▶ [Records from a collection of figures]
------------------------------------------------------------

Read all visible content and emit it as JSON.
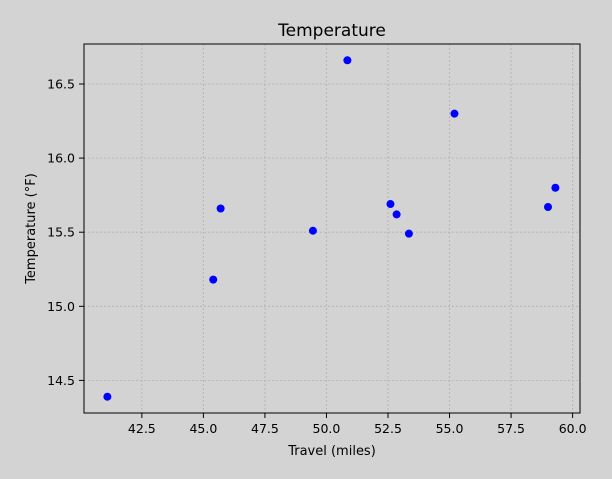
{
  "chart_data": {
    "type": "scatter",
    "title": "Temperature",
    "xlabel": "Travel (miles)",
    "ylabel": "Temperature (°F)",
    "xlim": [
      40.15,
      60.3
    ],
    "ylim": [
      14.28,
      16.77
    ],
    "xticks": [
      42.5,
      45.0,
      47.5,
      50.0,
      52.5,
      55.0,
      57.5,
      60.0
    ],
    "xtick_labels": [
      "42.5",
      "45.0",
      "47.5",
      "50.0",
      "52.5",
      "55.0",
      "57.5",
      "60.0"
    ],
    "yticks": [
      14.5,
      15.0,
      15.5,
      16.0,
      16.5
    ],
    "ytick_labels": [
      "14.5",
      "15.0",
      "15.5",
      "16.0",
      "16.5"
    ],
    "grid": true,
    "marker_color": "#0000ff",
    "background_color": "#d3d3d3",
    "plot_background_color": "#d3d3d3",
    "points": [
      {
        "x": 41.1,
        "y": 14.39
      },
      {
        "x": 45.4,
        "y": 15.18
      },
      {
        "x": 45.7,
        "y": 15.66
      },
      {
        "x": 49.45,
        "y": 15.51
      },
      {
        "x": 50.85,
        "y": 16.66
      },
      {
        "x": 52.6,
        "y": 15.69
      },
      {
        "x": 52.85,
        "y": 15.62
      },
      {
        "x": 53.35,
        "y": 15.49
      },
      {
        "x": 55.2,
        "y": 16.3
      },
      {
        "x": 59.0,
        "y": 15.67
      },
      {
        "x": 59.3,
        "y": 15.8
      }
    ]
  }
}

------------------------------------------------------------

▶ [PROMPT] Keep every word of the data as it is when you write it out, but drop the pictures.

▶ [ANSWER TO THIS TASK]
Read all visible content and emit it as JSON.
{
  "chart_data": {
    "type": "scatter",
    "title": "Temperature",
    "xlabel": "Travel (miles)",
    "ylabel": "Temperature (°F)",
    "xlim": [
      40.15,
      60.3
    ],
    "ylim": [
      14.28,
      16.77
    ],
    "xticks": [
      42.5,
      45.0,
      47.5,
      50.0,
      52.5,
      55.0,
      57.5,
      60.0
    ],
    "xtick_labels": [
      "42.5",
      "45.0",
      "47.5",
      "50.0",
      "52.5",
      "55.0",
      "57.5",
      "60.0"
    ],
    "yticks": [
      14.5,
      15.0,
      15.5,
      16.0,
      16.5
    ],
    "ytick_labels": [
      "14.5",
      "15.0",
      "15.5",
      "16.0",
      "16.5"
    ],
    "grid": true,
    "marker_color": "#0000ff",
    "background_color": "#d3d3d3",
    "plot_background_color": "#d3d3d3",
    "points": [
      {
        "x": 41.1,
        "y": 14.39
      },
      {
        "x": 45.4,
        "y": 15.18
      },
      {
        "x": 45.7,
        "y": 15.66
      },
      {
        "x": 49.45,
        "y": 15.51
      },
      {
        "x": 50.85,
        "y": 16.66
      },
      {
        "x": 52.6,
        "y": 15.69
      },
      {
        "x": 52.85,
        "y": 15.62
      },
      {
        "x": 53.35,
        "y": 15.49
      },
      {
        "x": 55.2,
        "y": 16.3
      },
      {
        "x": 59.0,
        "y": 15.67
      },
      {
        "x": 59.3,
        "y": 15.8
      }
    ]
  }
}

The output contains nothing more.